## LISTED RECORDS:

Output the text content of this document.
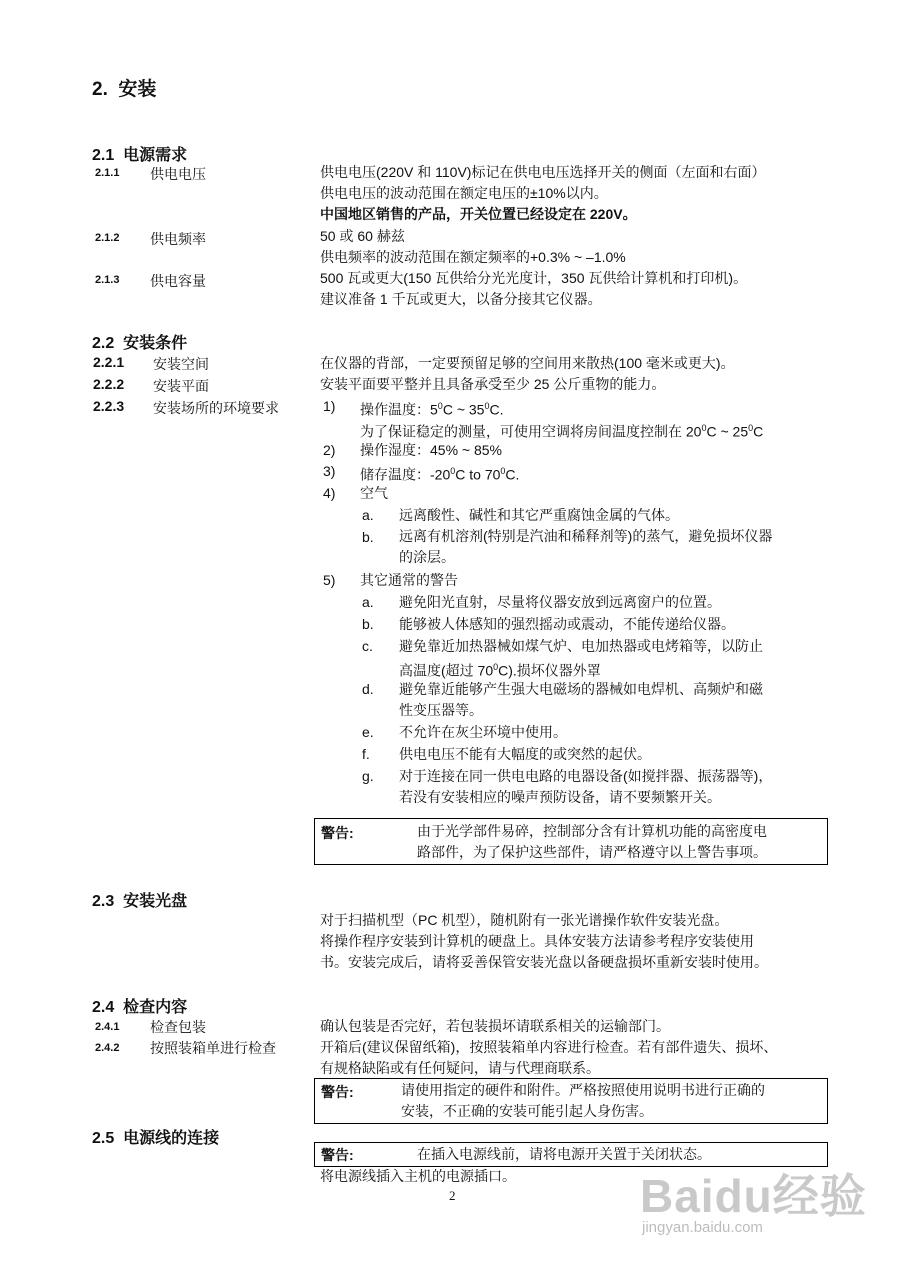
2. 安装
2.1 电源需求
2.1.1 供电电压	供电电压(220V 和 110V)标记在供电电压选择开关的侧面（左面和右面）
供电电压的波动范围在额定电压的±10%以内。
中国地区销售的产品，开关位置已经设定在 220V。
2.1.2 供电频率	50 或 60 赫兹
供电频率的波动范围在额定频率的+0.3% ~ –1.0%
2.1.3 供电容量	500 瓦或更大(150 瓦供给分光光度计，350 瓦供给计算机和打印机)。
建议准备 1 千瓦或更大，以备分接其它仪器。
2.2 安装条件
2.2.1 安装空间	在仪器的背部，一定要预留足够的空间用来散热(100 毫米或更大)。
2.2.2 安装平面	安装平面要平整并且具备承受至少 25 公斤重物的能力。
2.2.3 安装场所的环境要求	1) 操作温度：$5^0C$ ~ $35^0C$.
为了保证稳定的测量，可使用空调将房间温度控制在 $20^0C$ ~ $25^0C$
2) 操作湿度：45% ~ 85%
3) 储存温度：$-20^0C$ to $70^0C$.
4) 空气
a. 远离酸性、碱性和其它严重腐蚀金属的气体。
b. 远离有机溶剂(特别是汽油和稀释剂等)的蒸气，避免损坏仪器
的涂层。
5) 其它通常的警告
a. 避免阳光直射，尽量将仪器安放到远离窗户的位置。
b. 能够被人体感知的强烈摇动或震动，不能传递给仪器。
c. 避免靠近加热器械如煤气炉、电加热器或电烤箱等，以防止
高温度(超过 $70^0C$).损坏仪器外罩
d. 避免靠近能够产生强大电磁场的器械如电焊机、高频炉和磁
性变压器等。
e. 不允许在灰尘环境中使用。
f. 供电电压不能有大幅度的或突然的起伏。
g. 对于连接在同一供电电路的电器设备(如搅拌器、振荡器等)，
若没有安装相应的噪声预防设备，请不要频繁开关。
警告:	由于光学部件易碎，控制部分含有计算机功能的高密度电
路部件，为了保护这些部件，请严格遵守以上警告事项。
2.3 安装光盘
对于扫描机型（PC 机型），随机附有一张光谱操作软件安装光盘。
将操作程序安装到计算机的硬盘上。具体安装方法请参考程序安装使用
书。安装完成后，请将妥善保管安装光盘以备硬盘损坏重新安装时使用。
2.4 检查内容
2.4.1 检查包装	确认包装是否完好，若包装损坏请联系相关的运输部门。
2.4.2 按照装箱单进行检查	开箱后(建议保留纸箱)，按照装箱单内容进行检查。若有部件遗失、损坏、
有规格缺陷或有任何疑问，请与代理商联系。
警告:	请使用指定的硬件和附件。严格按照使用说明书进行正确的
安装，不正确的安装可能引起人身伤害。
2.5 电源线的连接
警告:	在插入电源线前，请将电源开关置于关闭状态。
将电源线插入主机的电源插口。
2	Baidu经验
jingyan.baidu.com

## EXERCISE AIM:
Quote each entry above verbatim and drop the pictures.

## REPLY:
Output the text content of this document.
2. 安装
2.1 电源需求
2.1.1 供电电压	供电电压(220V 和 110V)标记在供电电压选择开关的侧面（左面和右面）
供电电压的波动范围在额定电压的±10%以内。
中国地区销售的产品，开关位置已经设定在 220V。
2.1.2 供电频率	50 或 60 赫兹
供电频率的波动范围在额定频率的+0.3% ~ –1.0%
2.1.3 供电容量	500 瓦或更大(150 瓦供给分光光度计，350 瓦供给计算机和打印机)。
建议准备 1 千瓦或更大，以备分接其它仪器。
2.2 安装条件
2.2.1 安装空间	在仪器的背部，一定要预留足够的空间用来散热(100 毫米或更大)。
2.2.2 安装平面	安装平面要平整并且具备承受至少 25 公斤重物的能力。
2.2.3 安装场所的环境要求	1) 操作温度：$5^0C$ ~ $35^0C$.
为了保证稳定的测量，可使用空调将房间温度控制在 $20^0C$ ~ $25^0C$
2) 操作湿度：45% ~ 85%
3) 储存温度：$-20^0C$ to $70^0C$.
4) 空气
a. 远离酸性、碱性和其它严重腐蚀金属的气体。
b. 远离有机溶剂(特别是汽油和稀释剂等)的蒸气，避免损坏仪器
的涂层。
5) 其它通常的警告
a. 避免阳光直射，尽量将仪器安放到远离窗户的位置。
b. 能够被人体感知的强烈摇动或震动，不能传递给仪器。
c. 避免靠近加热器械如煤气炉、电加热器或电烤箱等，以防止
高温度(超过 $70^0C$).损坏仪器外罩
d. 避免靠近能够产生强大电磁场的器械如电焊机、高频炉和磁
性变压器等。
e. 不允许在灰尘环境中使用。
f. 供电电压不能有大幅度的或突然的起伏。
g. 对于连接在同一供电电路的电器设备(如搅拌器、振荡器等)，
若没有安装相应的噪声预防设备，请不要频繁开关。
警告:	由于光学部件易碎，控制部分含有计算机功能的高密度电
路部件，为了保护这些部件，请严格遵守以上警告事项。
2.3 安装光盘
对于扫描机型（PC 机型），随机附有一张光谱操作软件安装光盘。
将操作程序安装到计算机的硬盘上。具体安装方法请参考程序安装使用
书。安装完成后，请将妥善保管安装光盘以备硬盘损坏重新安装时使用。
2.4 检查内容
2.4.1 检查包装	确认包装是否完好，若包装损坏请联系相关的运输部门。
2.4.2 按照装箱单进行检查	开箱后(建议保留纸箱)，按照装箱单内容进行检查。若有部件遗失、损坏、
有规格缺陷或有任何疑问，请与代理商联系。
警告:	请使用指定的硬件和附件。严格按照使用说明书进行正确的
安装，不正确的安装可能引起人身伤害。
2.5 电源线的连接
警告:	在插入电源线前，请将电源开关置于关闭状态。
将电源线插入主机的电源插口。
2	Baidu经验
jingyan.baidu.com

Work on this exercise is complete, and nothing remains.